((

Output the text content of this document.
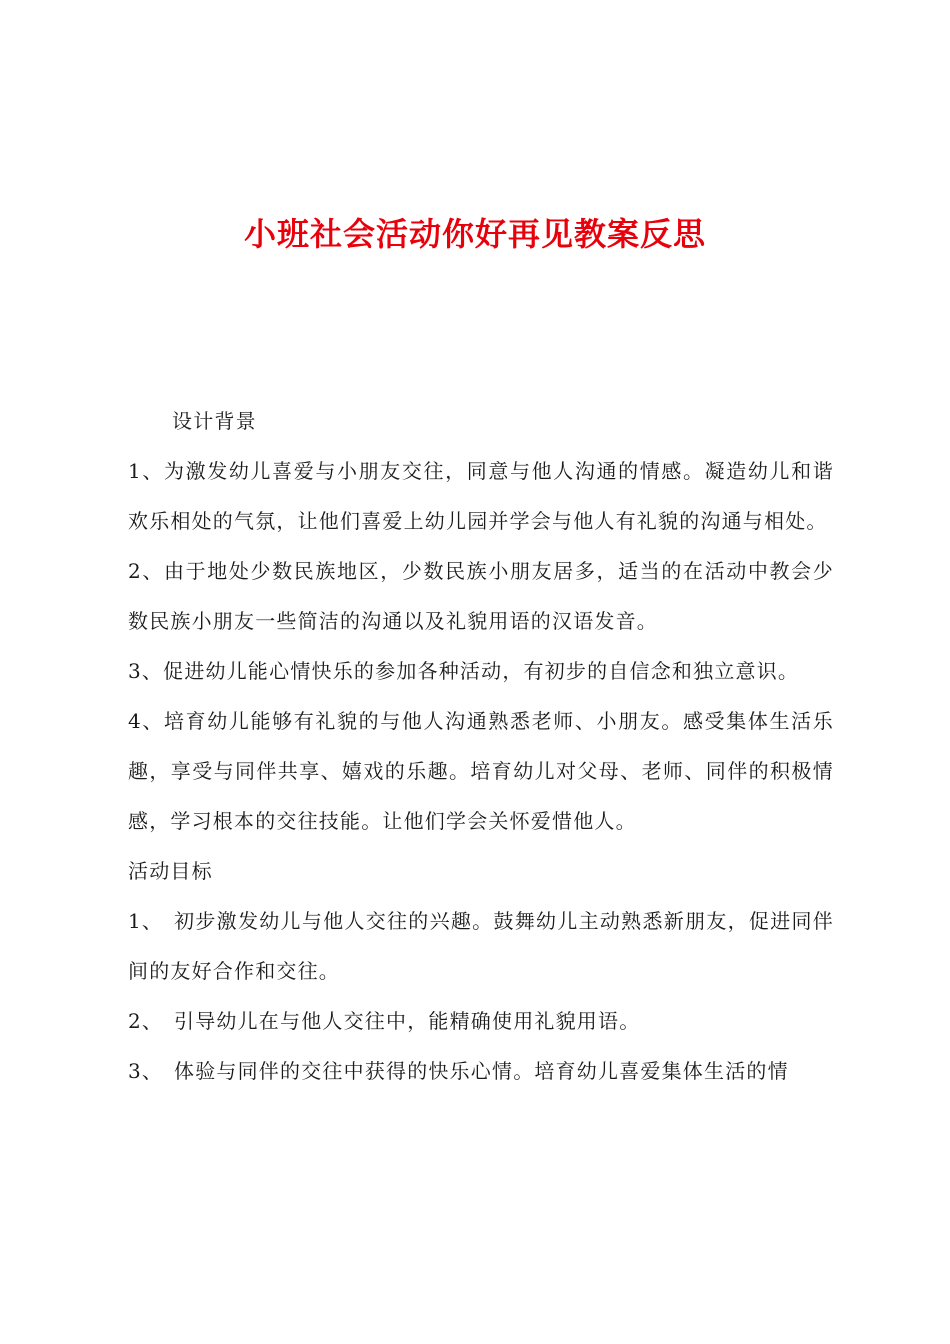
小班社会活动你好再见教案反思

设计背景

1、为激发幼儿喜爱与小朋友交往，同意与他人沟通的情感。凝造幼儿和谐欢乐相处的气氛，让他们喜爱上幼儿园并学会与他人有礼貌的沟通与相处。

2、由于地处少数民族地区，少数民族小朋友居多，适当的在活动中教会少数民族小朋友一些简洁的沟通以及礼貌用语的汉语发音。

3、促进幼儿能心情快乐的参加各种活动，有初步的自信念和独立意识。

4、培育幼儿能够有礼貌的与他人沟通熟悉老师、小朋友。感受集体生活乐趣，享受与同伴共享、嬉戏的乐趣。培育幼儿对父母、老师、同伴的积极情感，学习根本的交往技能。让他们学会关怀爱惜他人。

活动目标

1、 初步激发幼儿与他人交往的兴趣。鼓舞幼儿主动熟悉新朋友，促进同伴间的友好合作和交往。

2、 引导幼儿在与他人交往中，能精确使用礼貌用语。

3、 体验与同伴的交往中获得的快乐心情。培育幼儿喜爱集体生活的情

))
((

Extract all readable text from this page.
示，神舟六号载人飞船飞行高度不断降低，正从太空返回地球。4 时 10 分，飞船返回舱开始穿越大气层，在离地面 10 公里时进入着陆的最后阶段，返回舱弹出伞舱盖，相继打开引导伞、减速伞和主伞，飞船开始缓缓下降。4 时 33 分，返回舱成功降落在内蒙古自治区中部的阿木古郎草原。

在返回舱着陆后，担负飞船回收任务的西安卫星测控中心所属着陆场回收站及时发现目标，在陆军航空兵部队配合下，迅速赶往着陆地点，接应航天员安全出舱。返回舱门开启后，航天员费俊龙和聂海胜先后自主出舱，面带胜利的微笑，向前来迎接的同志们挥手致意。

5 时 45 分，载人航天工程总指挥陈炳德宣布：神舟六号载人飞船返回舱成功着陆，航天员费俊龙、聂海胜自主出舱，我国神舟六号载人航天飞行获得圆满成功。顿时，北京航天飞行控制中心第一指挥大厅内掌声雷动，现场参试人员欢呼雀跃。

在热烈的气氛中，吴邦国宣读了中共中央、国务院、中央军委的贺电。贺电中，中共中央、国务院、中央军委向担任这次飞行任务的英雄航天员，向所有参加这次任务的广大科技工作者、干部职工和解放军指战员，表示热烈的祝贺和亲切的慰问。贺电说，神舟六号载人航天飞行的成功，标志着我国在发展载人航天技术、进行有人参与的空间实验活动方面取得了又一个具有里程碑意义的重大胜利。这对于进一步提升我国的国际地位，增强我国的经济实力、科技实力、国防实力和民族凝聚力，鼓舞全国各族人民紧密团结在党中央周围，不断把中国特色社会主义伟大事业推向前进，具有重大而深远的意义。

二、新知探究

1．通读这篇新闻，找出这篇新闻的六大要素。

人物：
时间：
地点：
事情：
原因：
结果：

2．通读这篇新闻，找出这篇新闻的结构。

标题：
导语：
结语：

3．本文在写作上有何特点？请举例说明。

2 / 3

))

EXERCISE ::
Copy out each line in the listing that has the word "text".

RESULT OF THIS EXERCISE ::
Output the text content of this document.
Extract all readable text from this page.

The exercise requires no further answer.